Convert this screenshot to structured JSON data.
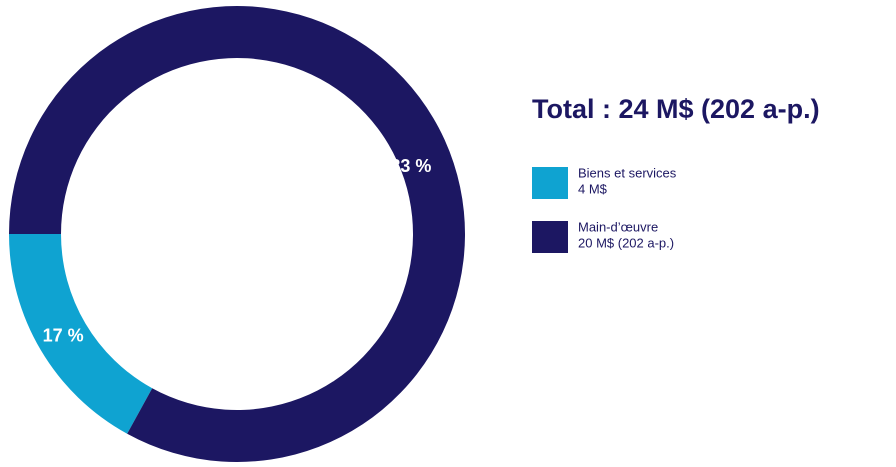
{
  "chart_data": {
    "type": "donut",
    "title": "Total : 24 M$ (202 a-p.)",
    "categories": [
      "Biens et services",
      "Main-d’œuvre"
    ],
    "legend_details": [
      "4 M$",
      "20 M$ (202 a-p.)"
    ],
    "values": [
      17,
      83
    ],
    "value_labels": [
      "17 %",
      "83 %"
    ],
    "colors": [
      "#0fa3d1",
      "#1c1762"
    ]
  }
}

▬▬▬▬▬▬

**Requirement:**
Retype everything in the material word for word, minus pictures.

**Full output:**
Convert this screenshot to structured JSON data.
{
  "chart_data": {
    "type": "donut",
    "title": "Total : 24 M$ (202 a-p.)",
    "categories": [
      "Biens et services",
      "Main-d’œuvre"
    ],
    "legend_details": [
      "4 M$",
      "20 M$ (202 a-p.)"
    ],
    "values": [
      17,
      83
    ],
    "value_labels": [
      "17 %",
      "83 %"
    ],
    "colors": [
      "#0fa3d1",
      "#1c1762"
    ]
  }
}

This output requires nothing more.